▶ _Your instructions_
The entries that follow should be written out exactly.

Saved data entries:
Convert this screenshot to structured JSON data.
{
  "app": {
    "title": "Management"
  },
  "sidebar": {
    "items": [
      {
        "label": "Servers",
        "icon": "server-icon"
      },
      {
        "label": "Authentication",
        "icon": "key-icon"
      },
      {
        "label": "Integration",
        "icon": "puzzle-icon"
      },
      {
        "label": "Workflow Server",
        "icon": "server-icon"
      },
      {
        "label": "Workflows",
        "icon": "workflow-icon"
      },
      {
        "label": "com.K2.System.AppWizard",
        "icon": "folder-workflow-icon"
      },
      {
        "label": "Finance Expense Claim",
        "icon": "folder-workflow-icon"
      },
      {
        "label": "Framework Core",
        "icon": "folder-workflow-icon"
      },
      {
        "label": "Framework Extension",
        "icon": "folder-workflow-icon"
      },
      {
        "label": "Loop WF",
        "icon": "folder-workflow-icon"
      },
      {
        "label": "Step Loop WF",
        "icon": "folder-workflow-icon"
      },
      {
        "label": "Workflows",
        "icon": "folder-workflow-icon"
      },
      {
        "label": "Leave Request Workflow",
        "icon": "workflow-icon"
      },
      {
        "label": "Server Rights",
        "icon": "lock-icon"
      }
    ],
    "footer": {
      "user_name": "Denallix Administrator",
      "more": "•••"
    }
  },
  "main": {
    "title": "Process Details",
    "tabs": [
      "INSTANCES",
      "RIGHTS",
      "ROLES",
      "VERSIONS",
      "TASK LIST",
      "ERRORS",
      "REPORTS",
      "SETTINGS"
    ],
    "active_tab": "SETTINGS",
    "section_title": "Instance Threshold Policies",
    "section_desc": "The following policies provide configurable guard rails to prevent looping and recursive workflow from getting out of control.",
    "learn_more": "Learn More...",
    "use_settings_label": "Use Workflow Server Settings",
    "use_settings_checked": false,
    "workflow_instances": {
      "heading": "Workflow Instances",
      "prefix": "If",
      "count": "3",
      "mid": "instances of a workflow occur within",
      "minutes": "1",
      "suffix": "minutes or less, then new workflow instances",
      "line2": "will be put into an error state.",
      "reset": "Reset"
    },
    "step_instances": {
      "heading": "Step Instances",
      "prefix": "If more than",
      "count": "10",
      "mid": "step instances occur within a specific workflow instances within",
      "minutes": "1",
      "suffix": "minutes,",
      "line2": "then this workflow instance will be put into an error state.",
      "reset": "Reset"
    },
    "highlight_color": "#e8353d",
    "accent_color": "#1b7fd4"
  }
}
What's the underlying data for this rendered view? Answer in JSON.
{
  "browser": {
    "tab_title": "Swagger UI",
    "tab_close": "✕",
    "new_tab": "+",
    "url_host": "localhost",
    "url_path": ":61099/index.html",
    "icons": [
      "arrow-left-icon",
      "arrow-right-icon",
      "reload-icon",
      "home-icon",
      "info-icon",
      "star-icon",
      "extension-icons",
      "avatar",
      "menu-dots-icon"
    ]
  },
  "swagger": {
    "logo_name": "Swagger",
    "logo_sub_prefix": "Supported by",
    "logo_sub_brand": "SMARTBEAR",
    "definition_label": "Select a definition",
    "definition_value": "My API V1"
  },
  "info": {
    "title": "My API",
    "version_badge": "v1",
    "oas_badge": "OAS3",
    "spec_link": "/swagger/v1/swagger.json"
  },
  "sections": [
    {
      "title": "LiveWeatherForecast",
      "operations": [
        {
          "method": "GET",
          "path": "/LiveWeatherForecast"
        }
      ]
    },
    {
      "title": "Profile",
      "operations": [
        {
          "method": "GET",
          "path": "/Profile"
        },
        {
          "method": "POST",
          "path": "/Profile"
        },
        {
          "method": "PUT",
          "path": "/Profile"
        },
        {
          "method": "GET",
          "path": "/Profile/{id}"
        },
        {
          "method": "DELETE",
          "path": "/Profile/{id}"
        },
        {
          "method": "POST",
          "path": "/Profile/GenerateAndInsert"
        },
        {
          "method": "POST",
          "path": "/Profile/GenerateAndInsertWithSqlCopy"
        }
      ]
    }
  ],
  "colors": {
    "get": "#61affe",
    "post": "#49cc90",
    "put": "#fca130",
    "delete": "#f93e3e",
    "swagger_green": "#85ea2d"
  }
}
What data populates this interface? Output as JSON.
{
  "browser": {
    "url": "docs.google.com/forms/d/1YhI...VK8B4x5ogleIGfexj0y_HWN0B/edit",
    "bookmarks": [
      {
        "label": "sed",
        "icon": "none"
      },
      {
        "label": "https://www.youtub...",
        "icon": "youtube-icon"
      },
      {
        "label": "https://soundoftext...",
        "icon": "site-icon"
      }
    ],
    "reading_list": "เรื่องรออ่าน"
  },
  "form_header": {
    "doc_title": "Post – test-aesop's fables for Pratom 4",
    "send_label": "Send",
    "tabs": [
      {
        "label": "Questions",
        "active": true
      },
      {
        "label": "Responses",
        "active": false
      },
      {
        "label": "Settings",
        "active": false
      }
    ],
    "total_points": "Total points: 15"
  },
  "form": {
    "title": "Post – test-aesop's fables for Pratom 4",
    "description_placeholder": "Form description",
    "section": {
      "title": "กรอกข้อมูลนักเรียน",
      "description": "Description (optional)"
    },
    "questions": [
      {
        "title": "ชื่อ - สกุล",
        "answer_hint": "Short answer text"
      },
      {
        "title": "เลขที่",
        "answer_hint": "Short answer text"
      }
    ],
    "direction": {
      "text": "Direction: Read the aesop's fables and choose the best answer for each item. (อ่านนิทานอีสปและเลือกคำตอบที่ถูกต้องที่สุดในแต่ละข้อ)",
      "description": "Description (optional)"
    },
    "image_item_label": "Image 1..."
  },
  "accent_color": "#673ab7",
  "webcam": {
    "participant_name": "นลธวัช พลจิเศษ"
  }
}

▶ _Task answer_
Convert this screenshot to structured JSON data.
{
  "app": {
    "title": "Management"
  },
  "sidebar": {
    "items": [
      {
        "label": "Servers",
        "icon": "server-icon"
      },
      {
        "label": "Authentication",
        "icon": "key-icon"
      },
      {
        "label": "Integration",
        "icon": "puzzle-icon"
      },
      {
        "label": "Workflow Server",
        "icon": "server-icon"
      },
      {
        "label": "Workflows",
        "icon": "workflow-icon"
      },
      {
        "label": "com.K2.System.AppWizard",
        "icon": "folder-workflow-icon"
      },
      {
        "label": "Finance Expense Claim",
        "icon": "folder-workflow-icon"
      },
      {
        "label": "Framework Core",
        "icon": "folder-workflow-icon"
      },
      {
        "label": "Framework Extension",
        "icon": "folder-workflow-icon"
      },
      {
        "label": "Loop WF",
        "icon": "folder-workflow-icon"
      },
      {
        "label": "Step Loop WF",
        "icon": "folder-workflow-icon"
      },
      {
        "label": "Workflows",
        "icon": "folder-workflow-icon"
      },
      {
        "label": "Leave Request Workflow",
        "icon": "workflow-icon"
      },
      {
        "label": "Server Rights",
        "icon": "lock-icon"
      }
    ],
    "footer": {
      "user_name": "Denallix Administrator",
      "more": "•••"
    }
  },
  "main": {
    "title": "Process Details",
    "tabs": [
      "INSTANCES",
      "RIGHTS",
      "ROLES",
      "VERSIONS",
      "TASK LIST",
      "ERRORS",
      "REPORTS",
      "SETTINGS"
    ],
    "active_tab": "SETTINGS",
    "section_title": "Instance Threshold Policies",
    "section_desc": "The following policies provide configurable guard rails to prevent looping and recursive workflow from getting out of control.",
    "learn_more": "Learn More...",
    "use_settings_label": "Use Workflow Server Settings",
    "use_settings_checked": false,
    "workflow_instances": {
      "heading": "Workflow Instances",
      "prefix": "If",
      "count": "3",
      "mid": "instances of a workflow occur within",
      "minutes": "1",
      "suffix": "minutes or less, then new workflow instances",
      "line2": "will be put into an error state.",
      "reset": "Reset"
    },
    "step_instances": {
      "heading": "Step Instances",
      "prefix": "If more than",
      "count": "10",
      "mid": "step instances occur within a specific workflow instances within",
      "minutes": "1",
      "suffix": "minutes,",
      "line2": "then this workflow instance will be put into an error state.",
      "reset": "Reset"
    },
    "highlight_color": "#e8353d",
    "accent_color": "#1b7fd4"
  }
}
What's the underlying data for this rendered view? Answer in JSON.
{
  "browser": {
    "tab_title": "Swagger UI",
    "tab_close": "✕",
    "new_tab": "+",
    "url_host": "localhost",
    "url_path": ":61099/index.html",
    "icons": [
      "arrow-left-icon",
      "arrow-right-icon",
      "reload-icon",
      "home-icon",
      "info-icon",
      "star-icon",
      "extension-icons",
      "avatar",
      "menu-dots-icon"
    ]
  },
  "swagger": {
    "logo_name": "Swagger",
    "logo_sub_prefix": "Supported by",
    "logo_sub_brand": "SMARTBEAR",
    "definition_label": "Select a definition",
    "definition_value": "My API V1"
  },
  "info": {
    "title": "My API",
    "version_badge": "v1",
    "oas_badge": "OAS3",
    "spec_link": "/swagger/v1/swagger.json"
  },
  "sections": [
    {
      "title": "LiveWeatherForecast",
      "operations": [
        {
          "method": "GET",
          "path": "/LiveWeatherForecast"
        }
      ]
    },
    {
      "title": "Profile",
      "operations": [
        {
          "method": "GET",
          "path": "/Profile"
        },
        {
          "method": "POST",
          "path": "/Profile"
        },
        {
          "method": "PUT",
          "path": "/Profile"
        },
        {
          "method": "GET",
          "path": "/Profile/{id}"
        },
        {
          "method": "DELETE",
          "path": "/Profile/{id}"
        },
        {
          "method": "POST",
          "path": "/Profile/GenerateAndInsert"
        },
        {
          "method": "POST",
          "path": "/Profile/GenerateAndInsertWithSqlCopy"
        }
      ]
    }
  ],
  "colors": {
    "get": "#61affe",
    "post": "#49cc90",
    "put": "#fca130",
    "delete": "#f93e3e",
    "swagger_green": "#85ea2d"
  }
}
What data populates this interface? Output as JSON.
{
  "browser": {
    "url": "docs.google.com/forms/d/1YhI...VK8B4x5ogleIGfexj0y_HWN0B/edit",
    "bookmarks": [
      {
        "label": "sed",
        "icon": "none"
      },
      {
        "label": "https://www.youtub...",
        "icon": "youtube-icon"
      },
      {
        "label": "https://soundoftext...",
        "icon": "site-icon"
      }
    ],
    "reading_list": "เรื่องรออ่าน"
  },
  "form_header": {
    "doc_title": "Post – test-aesop's fables for Pratom 4",
    "send_label": "Send",
    "tabs": [
      {
        "label": "Questions",
        "active": true
      },
      {
        "label": "Responses",
        "active": false
      },
      {
        "label": "Settings",
        "active": false
      }
    ],
    "total_points": "Total points: 15"
  },
  "form": {
    "title": "Post – test-aesop's fables for Pratom 4",
    "description_placeholder": "Form description",
    "section": {
      "title": "กรอกข้อมูลนักเรียน",
      "description": "Description (optional)"
    },
    "questions": [
      {
        "title": "ชื่อ - สกุล",
        "answer_hint": "Short answer text"
      },
      {
        "title": "เลขที่",
        "answer_hint": "Short answer text"
      }
    ],
    "direction": {
      "text": "Direction: Read the aesop's fables and choose the best answer for each item. (อ่านนิทานอีสปและเลือกคำตอบที่ถูกต้องที่สุดในแต่ละข้อ)",
      "description": "Description (optional)"
    },
    "image_item_label": "Image 1..."
  },
  "accent_color": "#673ab7",
  "webcam": {
    "participant_name": "นลธวัช พลจิเศษ"
  }
}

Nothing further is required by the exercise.